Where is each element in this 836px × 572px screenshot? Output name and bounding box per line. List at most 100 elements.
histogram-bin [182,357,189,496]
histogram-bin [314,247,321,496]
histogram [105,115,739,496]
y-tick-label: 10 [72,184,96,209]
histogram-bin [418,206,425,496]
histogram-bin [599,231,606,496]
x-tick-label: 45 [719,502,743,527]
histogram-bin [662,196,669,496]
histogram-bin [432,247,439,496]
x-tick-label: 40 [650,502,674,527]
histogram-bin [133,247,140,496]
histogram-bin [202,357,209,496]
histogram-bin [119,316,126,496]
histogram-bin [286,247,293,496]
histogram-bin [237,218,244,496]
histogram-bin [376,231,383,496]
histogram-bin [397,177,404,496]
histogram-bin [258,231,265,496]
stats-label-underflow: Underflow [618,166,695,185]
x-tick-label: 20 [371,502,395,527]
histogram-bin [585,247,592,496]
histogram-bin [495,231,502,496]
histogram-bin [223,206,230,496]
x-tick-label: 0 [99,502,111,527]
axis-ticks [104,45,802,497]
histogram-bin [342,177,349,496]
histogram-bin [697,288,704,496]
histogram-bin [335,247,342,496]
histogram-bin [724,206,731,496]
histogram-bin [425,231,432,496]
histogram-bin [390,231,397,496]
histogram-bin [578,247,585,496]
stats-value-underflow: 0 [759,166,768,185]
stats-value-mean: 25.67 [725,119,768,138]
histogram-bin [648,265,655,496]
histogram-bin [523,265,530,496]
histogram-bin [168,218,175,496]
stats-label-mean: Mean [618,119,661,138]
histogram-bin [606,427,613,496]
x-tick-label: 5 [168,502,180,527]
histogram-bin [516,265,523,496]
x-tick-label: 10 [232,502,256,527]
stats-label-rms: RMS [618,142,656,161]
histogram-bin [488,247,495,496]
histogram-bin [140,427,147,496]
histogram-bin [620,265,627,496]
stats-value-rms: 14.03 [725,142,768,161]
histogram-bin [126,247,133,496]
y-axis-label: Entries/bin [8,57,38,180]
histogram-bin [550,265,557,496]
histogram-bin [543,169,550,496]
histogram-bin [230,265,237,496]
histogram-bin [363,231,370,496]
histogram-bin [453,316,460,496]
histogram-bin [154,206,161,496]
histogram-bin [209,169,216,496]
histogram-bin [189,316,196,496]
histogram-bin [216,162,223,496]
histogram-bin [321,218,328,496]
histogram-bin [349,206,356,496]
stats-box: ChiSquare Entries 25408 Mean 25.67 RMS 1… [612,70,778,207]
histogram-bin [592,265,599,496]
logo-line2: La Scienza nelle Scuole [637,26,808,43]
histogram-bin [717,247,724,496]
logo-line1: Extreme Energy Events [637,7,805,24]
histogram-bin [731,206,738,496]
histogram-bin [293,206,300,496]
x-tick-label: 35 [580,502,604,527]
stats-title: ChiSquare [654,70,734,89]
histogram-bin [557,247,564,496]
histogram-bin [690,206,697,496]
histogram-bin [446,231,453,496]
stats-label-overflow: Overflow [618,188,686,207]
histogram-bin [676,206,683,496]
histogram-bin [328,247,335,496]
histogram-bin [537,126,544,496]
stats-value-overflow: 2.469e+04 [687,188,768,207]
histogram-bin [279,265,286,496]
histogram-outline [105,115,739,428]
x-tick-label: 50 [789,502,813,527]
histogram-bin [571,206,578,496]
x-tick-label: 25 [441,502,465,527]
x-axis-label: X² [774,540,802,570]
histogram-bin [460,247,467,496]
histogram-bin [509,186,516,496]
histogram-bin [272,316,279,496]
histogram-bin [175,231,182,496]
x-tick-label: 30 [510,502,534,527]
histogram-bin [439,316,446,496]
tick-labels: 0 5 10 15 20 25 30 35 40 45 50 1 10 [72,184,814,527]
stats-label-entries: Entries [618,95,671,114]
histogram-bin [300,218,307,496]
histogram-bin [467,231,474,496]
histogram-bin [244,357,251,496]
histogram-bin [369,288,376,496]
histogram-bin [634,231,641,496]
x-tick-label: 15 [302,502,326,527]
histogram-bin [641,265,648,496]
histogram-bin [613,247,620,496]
....................
* _Set problem_
Please copy every one of the items above word for word, leaving each line unchanged.

* _Response below_
Where is each element in this 836px × 572px screenshot? Output name and bounding box per line. List at most 100 elements.
histogram-bin [182,357,189,496]
histogram-bin [314,247,321,496]
histogram [105,115,739,496]
y-tick-label: 10 [72,184,96,209]
histogram-bin [418,206,425,496]
histogram-bin [599,231,606,496]
x-tick-label: 45 [719,502,743,527]
histogram-bin [662,196,669,496]
histogram-bin [432,247,439,496]
x-tick-label: 40 [650,502,674,527]
histogram-bin [133,247,140,496]
histogram-bin [202,357,209,496]
histogram-bin [119,316,126,496]
histogram-bin [286,247,293,496]
histogram-bin [237,218,244,496]
histogram-bin [376,231,383,496]
histogram-bin [397,177,404,496]
histogram-bin [258,231,265,496]
stats-label-underflow: Underflow [618,166,695,185]
x-tick-label: 20 [371,502,395,527]
histogram-bin [585,247,592,496]
histogram-bin [495,231,502,496]
histogram-bin [223,206,230,496]
x-tick-label: 0 [99,502,111,527]
axis-ticks [104,45,802,497]
histogram-bin [342,177,349,496]
histogram-bin [697,288,704,496]
histogram-bin [335,247,342,496]
histogram-bin [724,206,731,496]
histogram-bin [425,231,432,496]
histogram-bin [390,231,397,496]
histogram-bin [578,247,585,496]
stats-value-underflow: 0 [759,166,768,185]
stats-value-mean: 25.67 [725,119,768,138]
histogram-bin [648,265,655,496]
histogram-bin [523,265,530,496]
histogram-bin [168,218,175,496]
stats-label-mean: Mean [618,119,661,138]
histogram-bin [606,427,613,496]
x-tick-label: 5 [168,502,180,527]
histogram-bin [516,265,523,496]
x-tick-label: 10 [232,502,256,527]
stats-label-rms: RMS [618,142,656,161]
histogram-bin [488,247,495,496]
histogram-bin [140,427,147,496]
histogram-bin [620,265,627,496]
stats-value-rms: 14.03 [725,142,768,161]
histogram-bin [126,247,133,496]
y-axis-label: Entries/bin [8,57,38,180]
histogram-bin [550,265,557,496]
histogram-bin [543,169,550,496]
histogram-bin [230,265,237,496]
histogram-bin [363,231,370,496]
histogram-bin [453,316,460,496]
histogram-bin [154,206,161,496]
histogram-bin [209,169,216,496]
histogram-bin [189,316,196,496]
histogram-bin [216,162,223,496]
histogram-bin [321,218,328,496]
histogram-bin [349,206,356,496]
stats-box: ChiSquare Entries 25408 Mean 25.67 RMS 1… [612,70,778,207]
histogram-bin [592,265,599,496]
logo-line2: La Scienza nelle Scuole [637,26,808,43]
histogram-bin [717,247,724,496]
logo-line1: Extreme Energy Events [637,7,805,24]
histogram-bin [731,206,738,496]
histogram-bin [293,206,300,496]
x-tick-label: 35 [580,502,604,527]
stats-title: ChiSquare [654,70,734,89]
histogram-bin [557,247,564,496]
histogram-bin [690,206,697,496]
histogram-bin [446,231,453,496]
stats-label-overflow: Overflow [618,188,686,207]
histogram-bin [676,206,683,496]
histogram-bin [328,247,335,496]
histogram-bin [537,126,544,496]
stats-value-overflow: 2.469e+04 [687,188,768,207]
histogram-bin [279,265,286,496]
histogram-outline [105,115,739,428]
x-tick-label: 50 [789,502,813,527]
histogram-bin [571,206,578,496]
x-tick-label: 25 [441,502,465,527]
x-axis-label: X² [774,540,802,570]
histogram-bin [460,247,467,496]
histogram-bin [509,186,516,496]
histogram-bin [272,316,279,496]
histogram-bin [175,231,182,496]
x-tick-label: 30 [510,502,534,527]
histogram-bin [439,316,446,496]
tick-labels: 0 5 10 15 20 25 30 35 40 45 50 1 10 [72,184,814,527]
stats-label-entries: Entries [618,95,671,114]
histogram-bin [300,218,307,496]
histogram-bin [467,231,474,496]
histogram-bin [244,357,251,496]
histogram-bin [369,288,376,496]
histogram-bin [634,231,641,496]
x-tick-label: 15 [302,502,326,527]
histogram-bin [641,265,648,496]
histogram-bin [613,247,620,496]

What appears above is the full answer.